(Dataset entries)
________________________
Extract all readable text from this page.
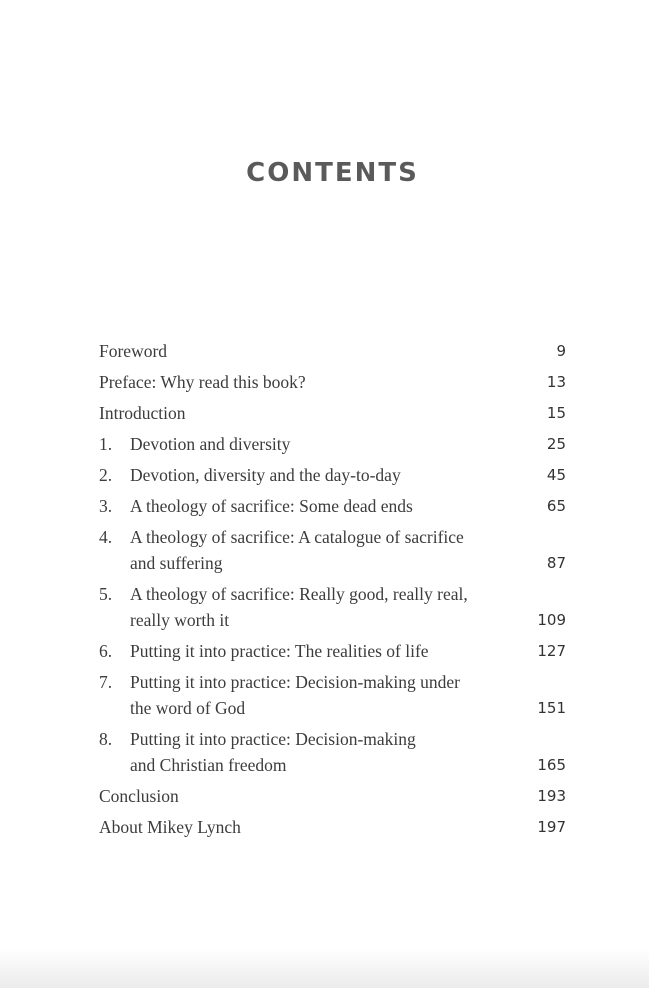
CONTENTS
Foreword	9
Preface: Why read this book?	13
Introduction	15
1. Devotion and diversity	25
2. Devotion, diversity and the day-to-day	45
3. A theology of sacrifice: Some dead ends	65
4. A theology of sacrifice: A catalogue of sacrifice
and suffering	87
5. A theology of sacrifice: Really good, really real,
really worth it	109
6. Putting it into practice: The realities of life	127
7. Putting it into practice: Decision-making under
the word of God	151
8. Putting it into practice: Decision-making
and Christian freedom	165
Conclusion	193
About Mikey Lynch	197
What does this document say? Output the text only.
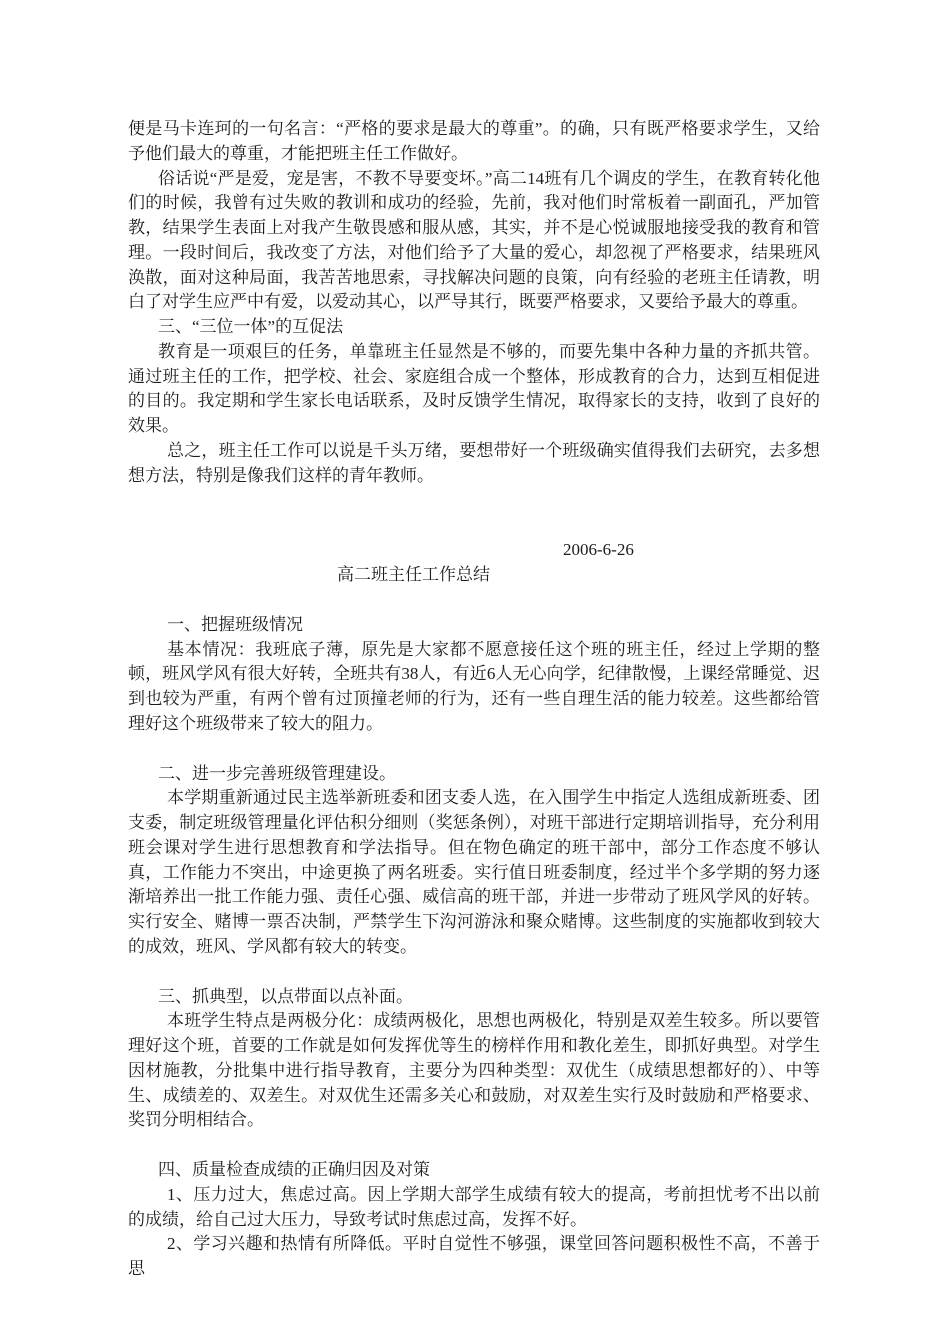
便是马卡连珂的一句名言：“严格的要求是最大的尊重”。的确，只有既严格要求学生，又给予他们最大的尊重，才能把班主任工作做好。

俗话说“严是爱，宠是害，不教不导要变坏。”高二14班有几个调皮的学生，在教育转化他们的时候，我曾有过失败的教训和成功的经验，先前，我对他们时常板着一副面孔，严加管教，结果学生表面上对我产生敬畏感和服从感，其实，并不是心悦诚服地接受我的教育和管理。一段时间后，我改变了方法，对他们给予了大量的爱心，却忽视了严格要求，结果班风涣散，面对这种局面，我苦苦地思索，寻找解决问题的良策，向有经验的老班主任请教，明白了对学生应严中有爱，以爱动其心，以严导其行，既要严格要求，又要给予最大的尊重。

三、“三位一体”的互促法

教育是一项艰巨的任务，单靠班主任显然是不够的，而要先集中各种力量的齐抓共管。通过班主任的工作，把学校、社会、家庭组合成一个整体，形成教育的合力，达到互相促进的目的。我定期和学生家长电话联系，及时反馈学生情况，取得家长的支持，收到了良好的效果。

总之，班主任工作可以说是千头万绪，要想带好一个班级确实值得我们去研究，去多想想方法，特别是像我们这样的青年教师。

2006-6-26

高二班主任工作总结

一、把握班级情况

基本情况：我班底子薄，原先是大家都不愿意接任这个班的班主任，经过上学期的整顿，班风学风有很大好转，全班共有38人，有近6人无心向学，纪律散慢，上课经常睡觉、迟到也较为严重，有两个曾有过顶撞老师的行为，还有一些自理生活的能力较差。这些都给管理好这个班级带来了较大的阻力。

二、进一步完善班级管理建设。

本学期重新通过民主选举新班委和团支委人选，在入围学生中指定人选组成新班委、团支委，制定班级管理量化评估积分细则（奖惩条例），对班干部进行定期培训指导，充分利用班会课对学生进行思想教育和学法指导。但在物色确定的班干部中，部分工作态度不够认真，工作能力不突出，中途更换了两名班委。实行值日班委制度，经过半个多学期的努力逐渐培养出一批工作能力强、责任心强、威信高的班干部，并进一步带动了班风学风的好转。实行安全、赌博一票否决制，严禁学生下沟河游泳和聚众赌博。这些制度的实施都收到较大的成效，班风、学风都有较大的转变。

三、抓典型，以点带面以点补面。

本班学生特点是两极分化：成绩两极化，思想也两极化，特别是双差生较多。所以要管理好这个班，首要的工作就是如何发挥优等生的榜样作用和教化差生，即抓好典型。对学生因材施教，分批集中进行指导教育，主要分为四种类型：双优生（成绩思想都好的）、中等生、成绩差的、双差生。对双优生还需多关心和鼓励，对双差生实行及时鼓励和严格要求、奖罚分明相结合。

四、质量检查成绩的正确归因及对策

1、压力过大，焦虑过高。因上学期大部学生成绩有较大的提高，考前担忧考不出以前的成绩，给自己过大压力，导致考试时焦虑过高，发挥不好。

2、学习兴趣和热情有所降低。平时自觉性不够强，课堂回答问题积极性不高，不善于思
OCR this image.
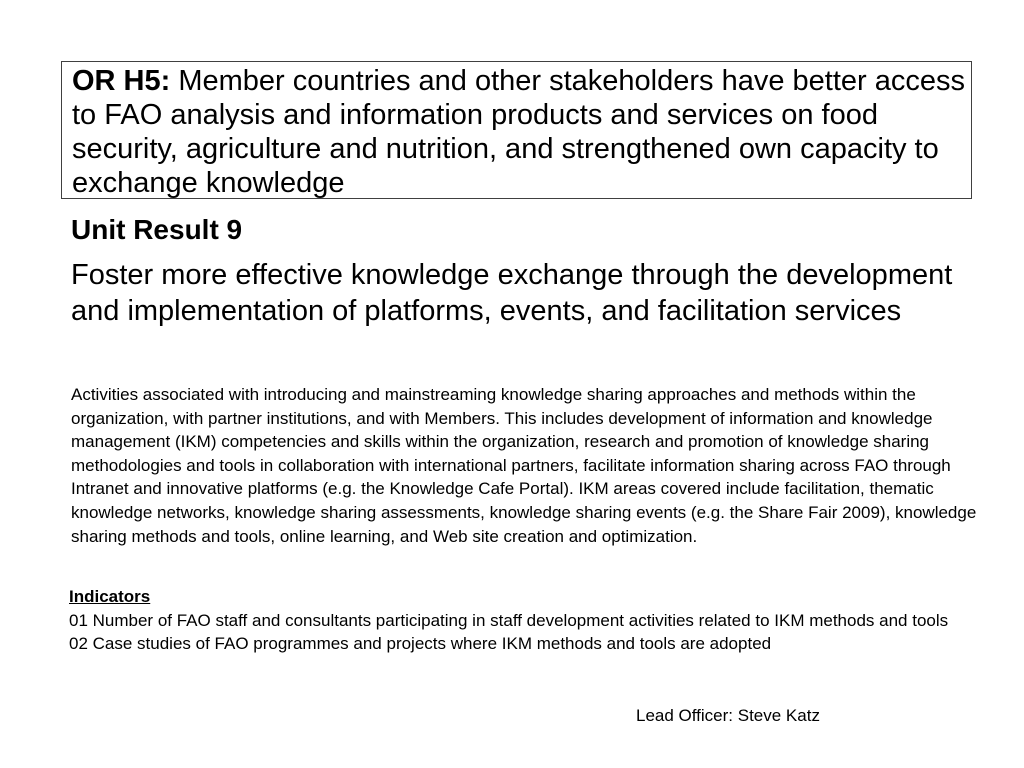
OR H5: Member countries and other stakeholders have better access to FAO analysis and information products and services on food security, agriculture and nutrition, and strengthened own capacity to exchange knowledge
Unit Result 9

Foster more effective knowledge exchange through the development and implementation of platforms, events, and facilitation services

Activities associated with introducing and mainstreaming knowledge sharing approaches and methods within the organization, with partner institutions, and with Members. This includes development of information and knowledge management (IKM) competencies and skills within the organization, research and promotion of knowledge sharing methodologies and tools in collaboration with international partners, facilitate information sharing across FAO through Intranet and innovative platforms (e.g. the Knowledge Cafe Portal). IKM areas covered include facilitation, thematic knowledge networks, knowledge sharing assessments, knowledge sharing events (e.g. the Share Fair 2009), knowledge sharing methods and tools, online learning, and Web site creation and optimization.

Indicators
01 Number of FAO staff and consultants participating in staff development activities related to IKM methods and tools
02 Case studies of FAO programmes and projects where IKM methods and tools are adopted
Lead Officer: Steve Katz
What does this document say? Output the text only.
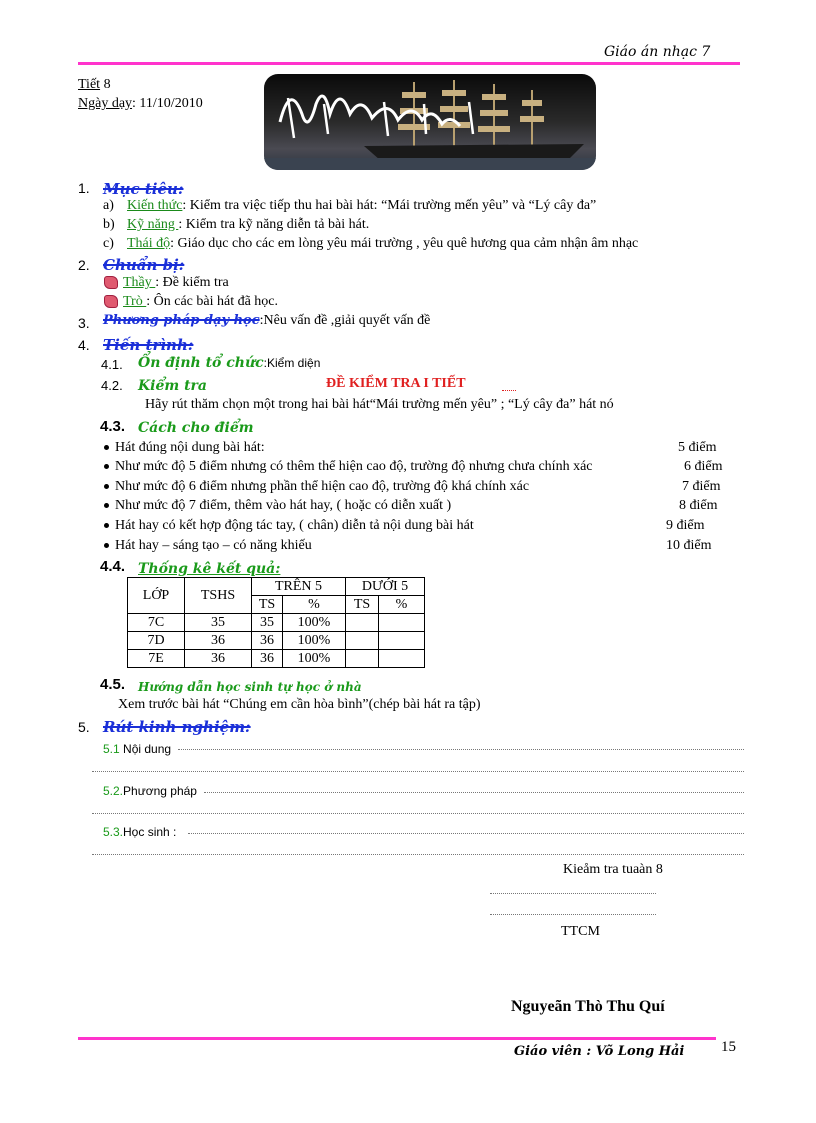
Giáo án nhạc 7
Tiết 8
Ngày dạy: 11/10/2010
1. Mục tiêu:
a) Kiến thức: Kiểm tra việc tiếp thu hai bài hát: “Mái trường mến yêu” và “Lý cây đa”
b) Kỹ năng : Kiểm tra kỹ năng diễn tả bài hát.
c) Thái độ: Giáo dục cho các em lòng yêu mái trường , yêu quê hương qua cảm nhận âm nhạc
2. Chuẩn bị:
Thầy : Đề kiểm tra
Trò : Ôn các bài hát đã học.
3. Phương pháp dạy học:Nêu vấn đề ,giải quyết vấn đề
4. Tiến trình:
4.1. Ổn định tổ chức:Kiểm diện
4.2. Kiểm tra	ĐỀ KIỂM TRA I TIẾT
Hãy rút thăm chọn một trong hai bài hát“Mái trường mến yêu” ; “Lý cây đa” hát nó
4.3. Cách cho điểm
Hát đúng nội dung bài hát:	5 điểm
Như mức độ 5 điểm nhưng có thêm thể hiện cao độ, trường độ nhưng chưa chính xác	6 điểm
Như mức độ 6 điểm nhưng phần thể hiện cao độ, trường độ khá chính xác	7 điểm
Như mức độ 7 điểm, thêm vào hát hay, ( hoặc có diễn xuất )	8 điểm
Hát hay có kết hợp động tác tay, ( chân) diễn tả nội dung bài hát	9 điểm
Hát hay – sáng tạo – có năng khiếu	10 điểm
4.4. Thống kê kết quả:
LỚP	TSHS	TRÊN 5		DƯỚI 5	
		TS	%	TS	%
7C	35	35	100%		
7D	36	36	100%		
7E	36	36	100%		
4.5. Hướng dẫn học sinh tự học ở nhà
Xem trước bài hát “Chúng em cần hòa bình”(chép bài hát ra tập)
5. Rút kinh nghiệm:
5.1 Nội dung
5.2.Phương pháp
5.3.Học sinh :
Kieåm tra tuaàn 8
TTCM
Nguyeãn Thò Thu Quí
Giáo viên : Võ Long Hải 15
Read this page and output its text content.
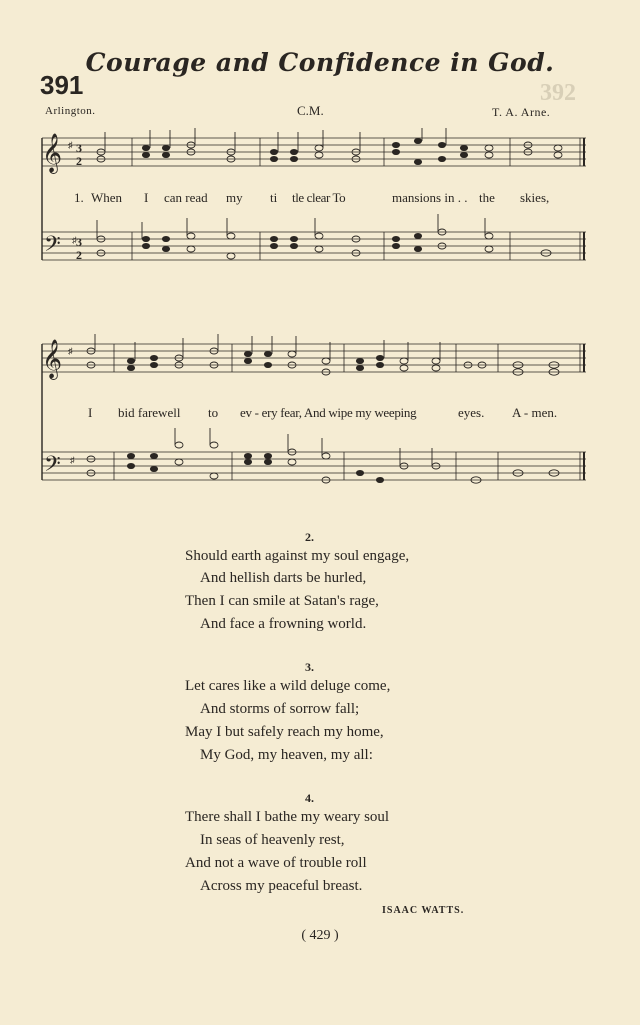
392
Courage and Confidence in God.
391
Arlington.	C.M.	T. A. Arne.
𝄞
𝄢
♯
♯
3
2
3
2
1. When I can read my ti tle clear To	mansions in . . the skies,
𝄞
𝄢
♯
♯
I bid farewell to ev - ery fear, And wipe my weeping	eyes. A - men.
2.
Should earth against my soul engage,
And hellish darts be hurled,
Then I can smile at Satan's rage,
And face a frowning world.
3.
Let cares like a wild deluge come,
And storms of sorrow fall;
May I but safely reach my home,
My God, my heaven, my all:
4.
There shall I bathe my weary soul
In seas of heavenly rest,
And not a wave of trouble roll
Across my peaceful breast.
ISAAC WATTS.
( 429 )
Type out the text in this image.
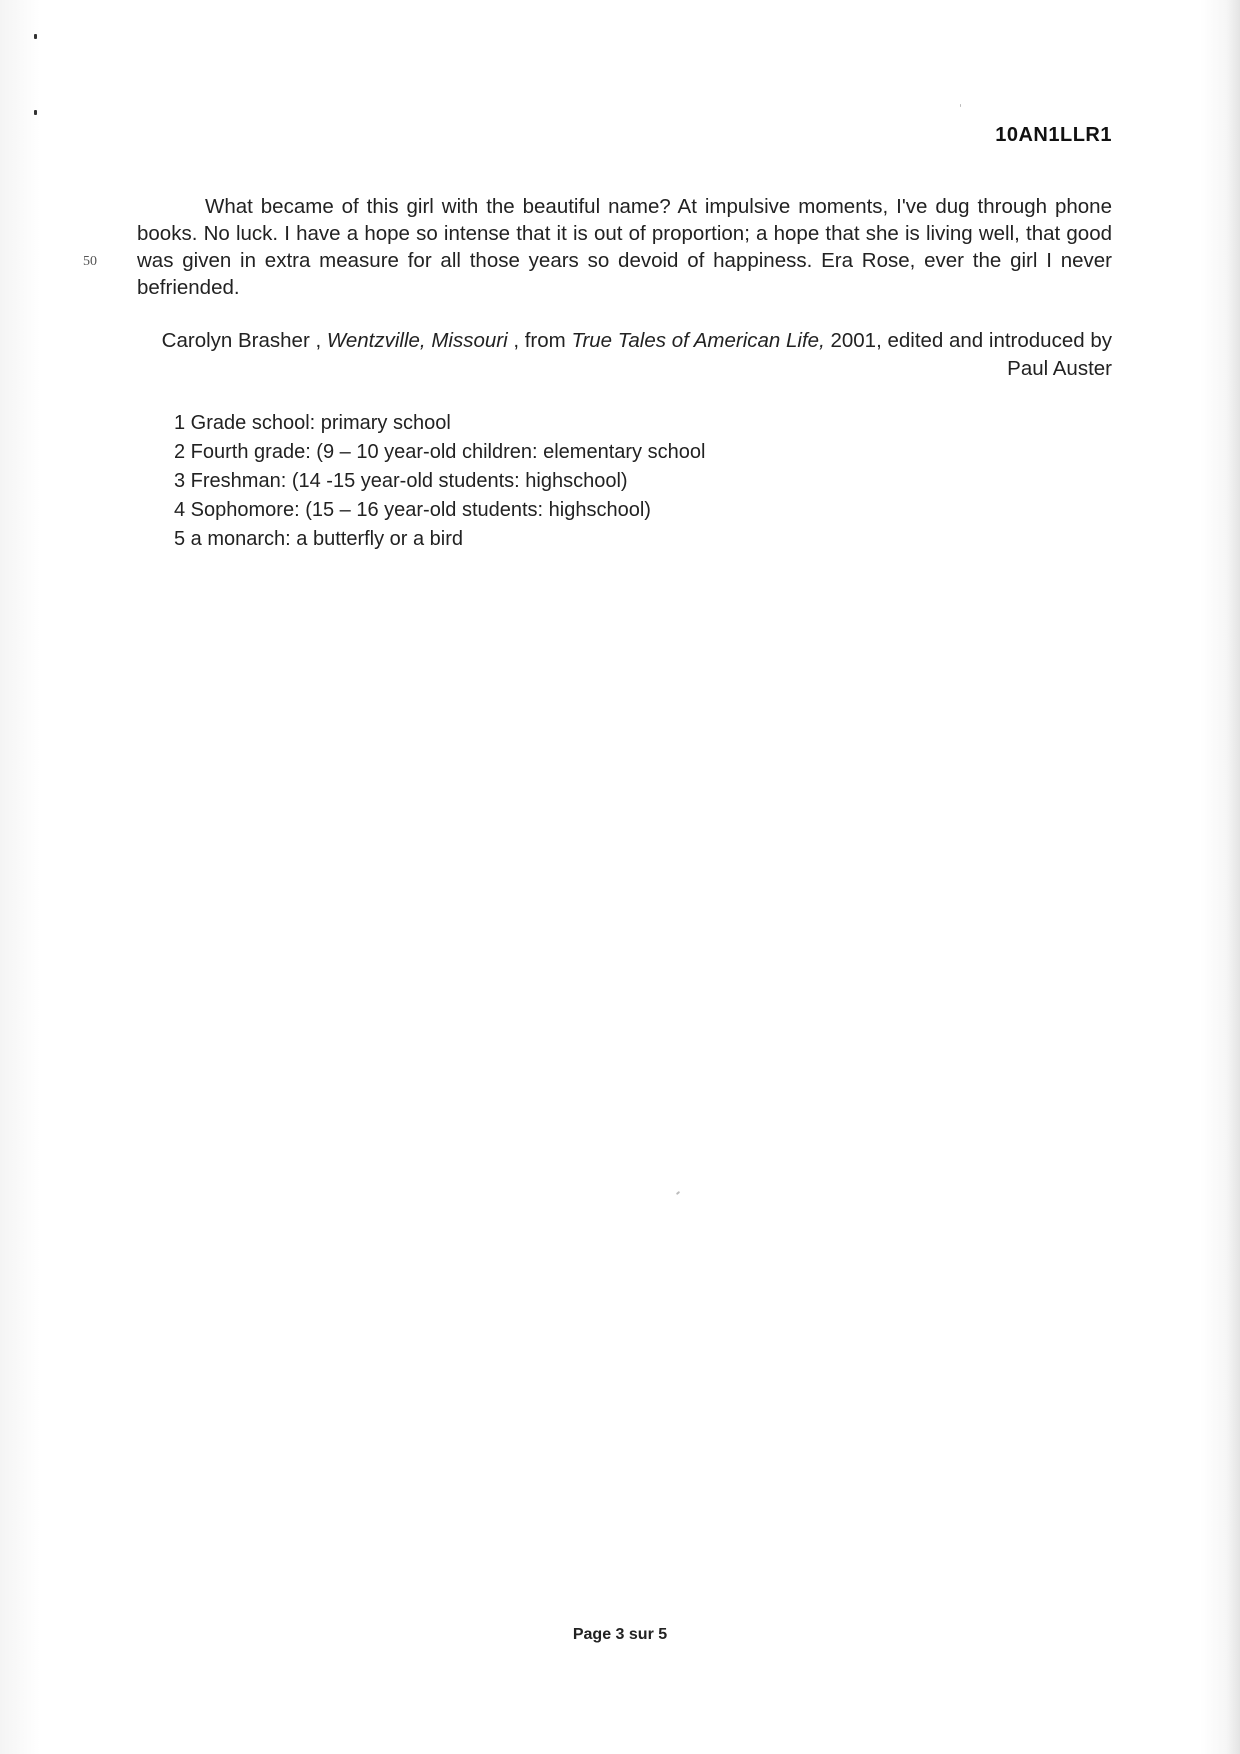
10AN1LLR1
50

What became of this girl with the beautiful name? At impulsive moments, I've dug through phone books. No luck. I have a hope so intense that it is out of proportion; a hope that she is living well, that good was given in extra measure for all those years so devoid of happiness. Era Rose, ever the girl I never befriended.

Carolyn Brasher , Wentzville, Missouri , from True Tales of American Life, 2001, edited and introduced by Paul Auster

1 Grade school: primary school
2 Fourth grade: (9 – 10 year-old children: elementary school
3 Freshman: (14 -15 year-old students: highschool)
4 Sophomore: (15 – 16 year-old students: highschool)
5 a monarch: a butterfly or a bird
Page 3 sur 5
________________________
▶ Exercise aim
Copy all lines of the listing above that contain the string "information".

▶ Answer to the exercise
OR H5: Member countries and other stakeholders have better access to FAO analysis and information products and services on food security, agriculture and nutrition, and strengthened own capacity to exchange knowledge
Activities associated with introducing and mainstreaming knowledge sharing approaches and methods within the organization, with partner institutions, and with Members. This includes development of information and knowledge management (IKM) competencies and skills within the organization, research and promotion of knowledge sharing methodologies and tools in collaboration with international partners, facilitate information sharing across FAO through Intranet and innovative platforms (e.g. the Knowledge Cafe Portal). IKM areas covered include facilitation, thematic knowledge networks, knowledge sharing assessments, knowledge sharing events (e.g. the Share Fair 2009), knowledge sharing methods and tools, online learning, and Web site creation and optimization.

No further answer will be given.